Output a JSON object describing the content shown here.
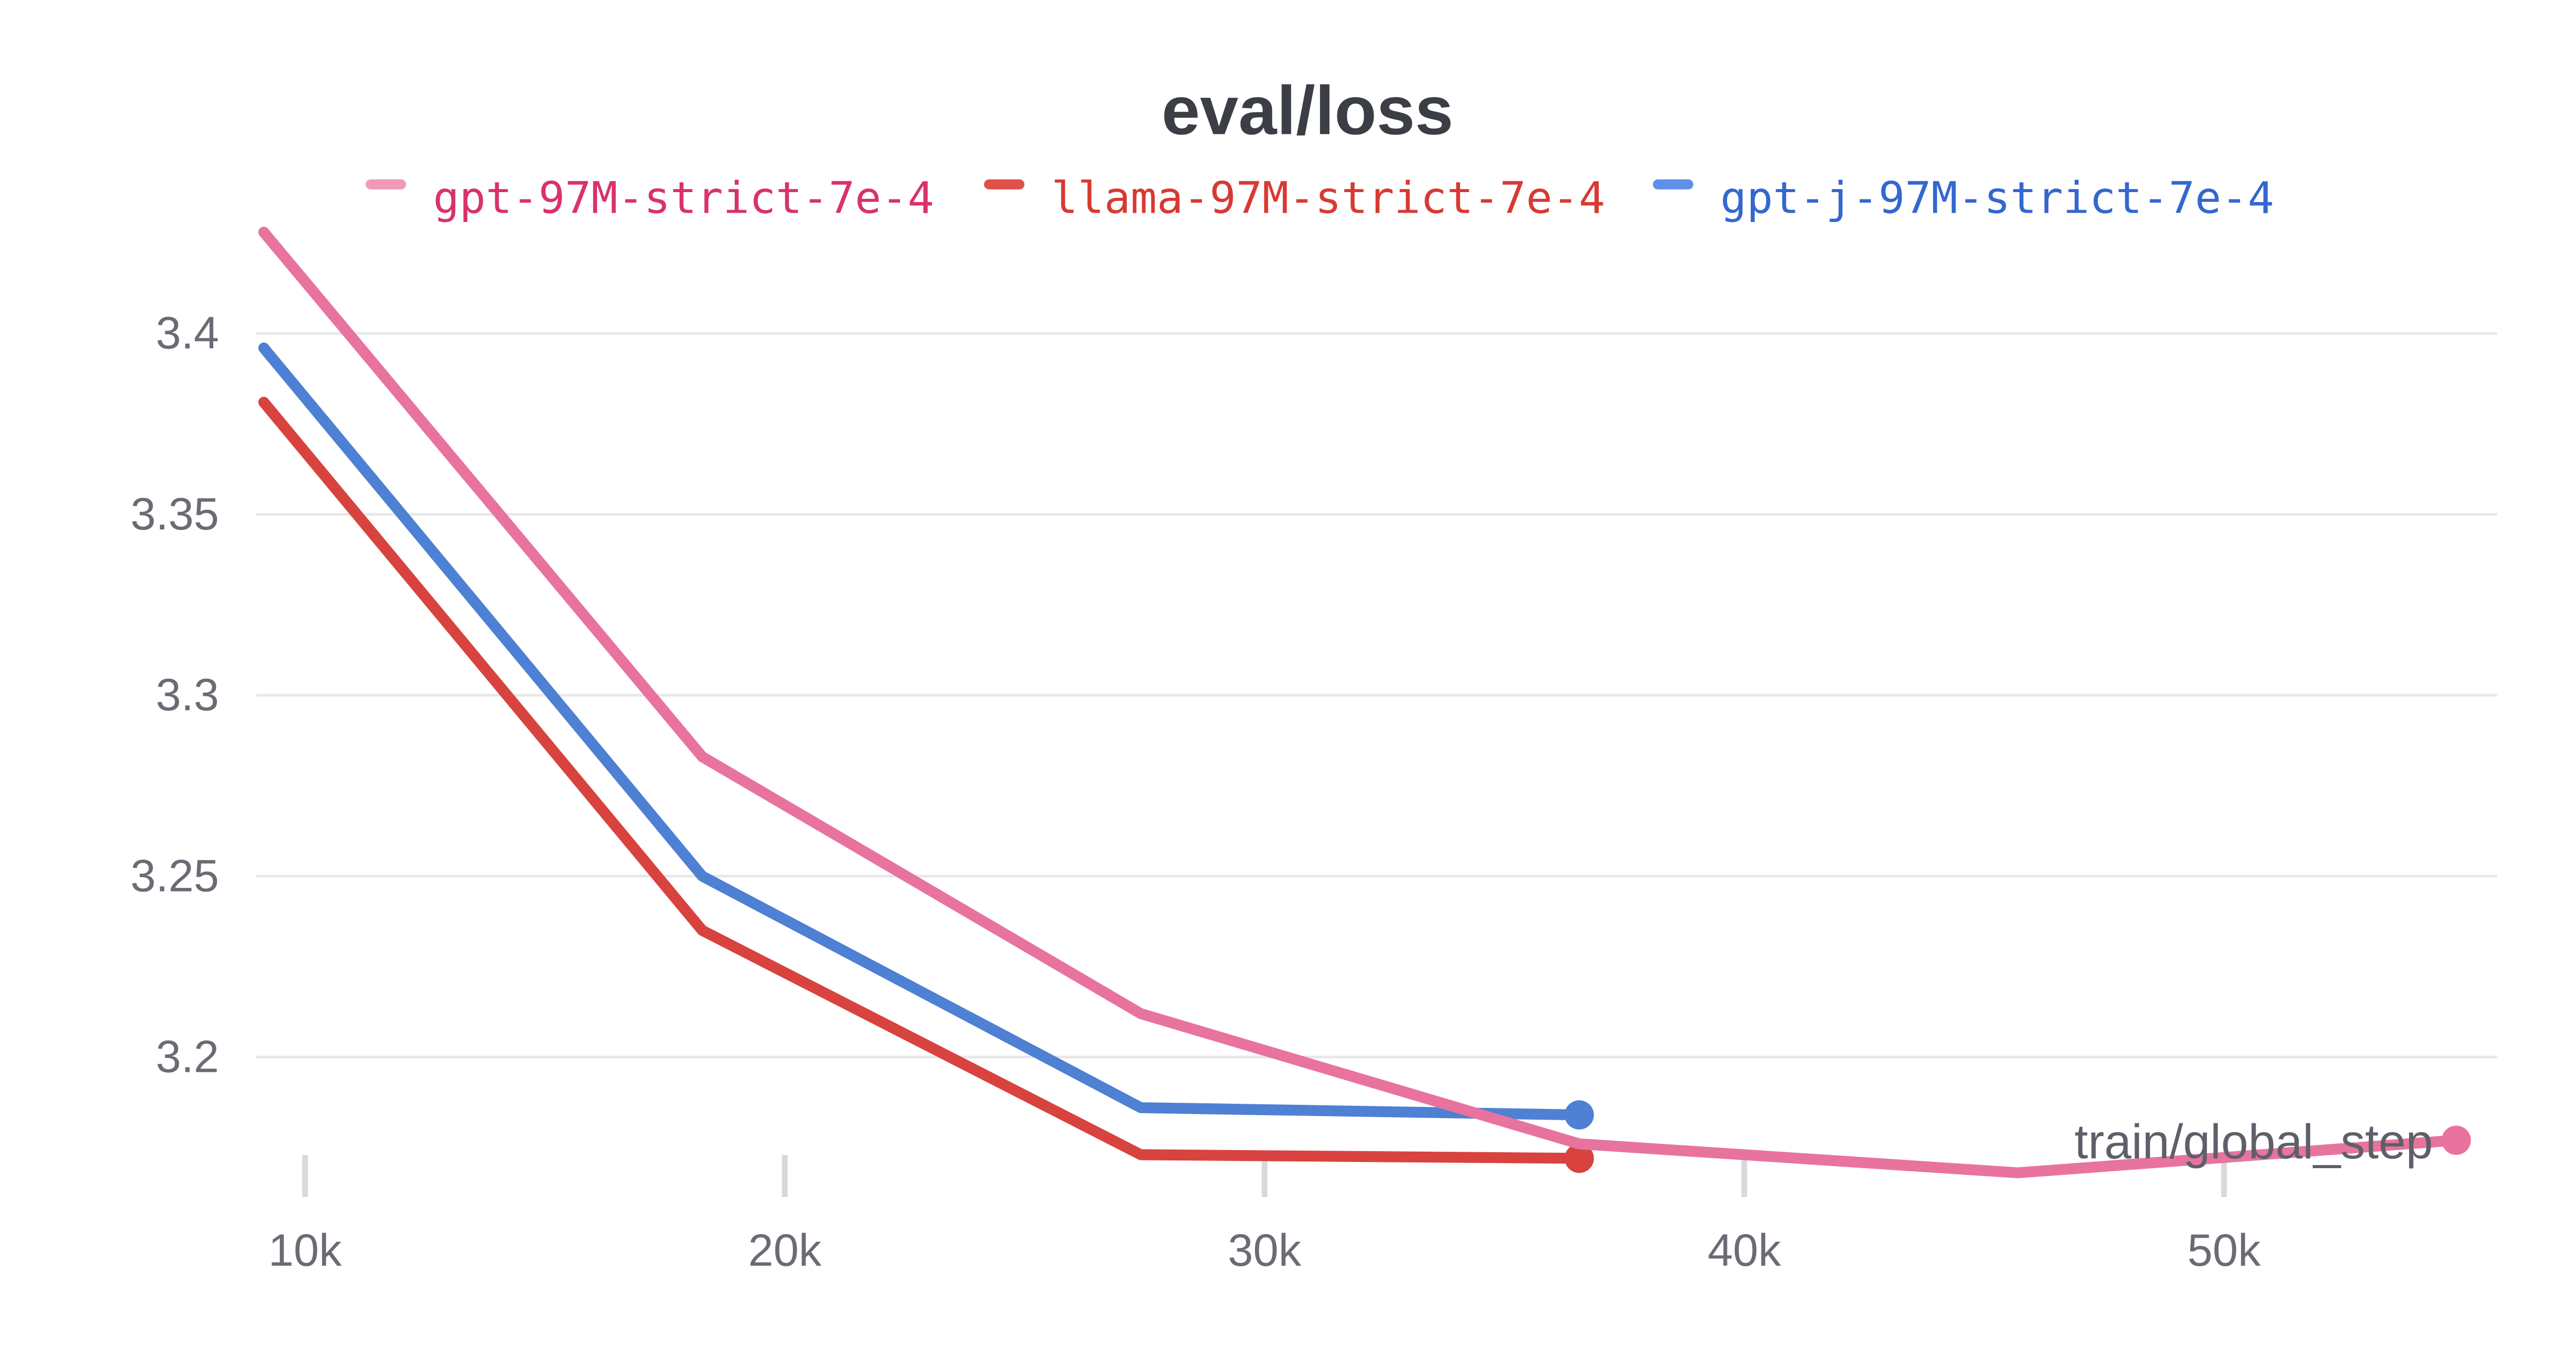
{
  "page": {
    "background": "#ffffff"
  },
  "chart_data": {
    "type": "line",
    "title": "eval/loss",
    "xlabel": "train/global_step",
    "ylabel": "",
    "grid": "horizontal-only",
    "legend_position": "top-center",
    "background_color": "#ffffff",
    "title_color": "#3b3e44",
    "axis_text_color": "#6b6b75",
    "xlabel_color": "#5f5f6a",
    "grid_color": "#e8e8ea",
    "tick_color": "#d9d9dc",
    "xlim": [
      8980,
      55690
    ],
    "ylim": [
      3.1627,
      3.4324
    ],
    "x_ticks": [
      {
        "value": 10000,
        "label": "10k"
      },
      {
        "value": 20000,
        "label": "20k"
      },
      {
        "value": 30000,
        "label": "30k"
      },
      {
        "value": 40000,
        "label": "40k"
      },
      {
        "value": 50000,
        "label": "50k"
      }
    ],
    "y_ticks": [
      {
        "value": 3.4,
        "label": "3.4"
      },
      {
        "value": 3.35,
        "label": "3.35"
      },
      {
        "value": 3.3,
        "label": "3.3"
      },
      {
        "value": 3.25,
        "label": "3.25"
      },
      {
        "value": 3.2,
        "label": "3.2"
      }
    ],
    "series": [
      {
        "name": "gpt-97M-strict-7e-4",
        "line_color": "#e8739e",
        "swatch_color": "#f09ab8",
        "text_color": "#d93268",
        "x": [
          9140,
          18280,
          27420,
          36560,
          45700,
          54840
        ],
        "y": [
          3.428,
          3.283,
          3.212,
          3.176,
          3.168,
          3.177
        ],
        "end_dot": true
      },
      {
        "name": "llama-97M-strict-7e-4",
        "line_color": "#d8433f",
        "swatch_color": "#e0504b",
        "text_color": "#d73a32",
        "x": [
          9140,
          18280,
          27420,
          36560
        ],
        "y": [
          3.381,
          3.235,
          3.173,
          3.172
        ],
        "end_dot": true
      },
      {
        "name": "gpt-j-97M-strict-7e-4",
        "line_color": "#4e80d3",
        "swatch_color": "#5f8fe8",
        "text_color": "#3467cf",
        "x": [
          9140,
          18280,
          27420,
          36560
        ],
        "y": [
          3.396,
          3.25,
          3.186,
          3.184
        ],
        "end_dot": true
      }
    ]
  }
}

────────

*Exercise task*
Each entry should be repeated exactly as it appears; the pictures stay out.

*Task result*
Output a JSON object describing the content shown here.
{
  "page": {
    "background": "#ffffff"
  },
  "chart_data": {
    "type": "line",
    "title": "eval/loss",
    "xlabel": "train/global_step",
    "ylabel": "",
    "grid": "horizontal-only",
    "legend_position": "top-center",
    "background_color": "#ffffff",
    "title_color": "#3b3e44",
    "axis_text_color": "#6b6b75",
    "xlabel_color": "#5f5f6a",
    "grid_color": "#e8e8ea",
    "tick_color": "#d9d9dc",
    "xlim": [
      8980,
      55690
    ],
    "ylim": [
      3.1627,
      3.4324
    ],
    "x_ticks": [
      {
        "value": 10000,
        "label": "10k"
      },
      {
        "value": 20000,
        "label": "20k"
      },
      {
        "value": 30000,
        "label": "30k"
      },
      {
        "value": 40000,
        "label": "40k"
      },
      {
        "value": 50000,
        "label": "50k"
      }
    ],
    "y_ticks": [
      {
        "value": 3.4,
        "label": "3.4"
      },
      {
        "value": 3.35,
        "label": "3.35"
      },
      {
        "value": 3.3,
        "label": "3.3"
      },
      {
        "value": 3.25,
        "label": "3.25"
      },
      {
        "value": 3.2,
        "label": "3.2"
      }
    ],
    "series": [
      {
        "name": "gpt-97M-strict-7e-4",
        "line_color": "#e8739e",
        "swatch_color": "#f09ab8",
        "text_color": "#d93268",
        "x": [
          9140,
          18280,
          27420,
          36560,
          45700,
          54840
        ],
        "y": [
          3.428,
          3.283,
          3.212,
          3.176,
          3.168,
          3.177
        ],
        "end_dot": true
      },
      {
        "name": "llama-97M-strict-7e-4",
        "line_color": "#d8433f",
        "swatch_color": "#e0504b",
        "text_color": "#d73a32",
        "x": [
          9140,
          18280,
          27420,
          36560
        ],
        "y": [
          3.381,
          3.235,
          3.173,
          3.172
        ],
        "end_dot": true
      },
      {
        "name": "gpt-j-97M-strict-7e-4",
        "line_color": "#4e80d3",
        "swatch_color": "#5f8fe8",
        "text_color": "#3467cf",
        "x": [
          9140,
          18280,
          27420,
          36560
        ],
        "y": [
          3.396,
          3.25,
          3.186,
          3.184
        ],
        "end_dot": true
      }
    ]
  }
}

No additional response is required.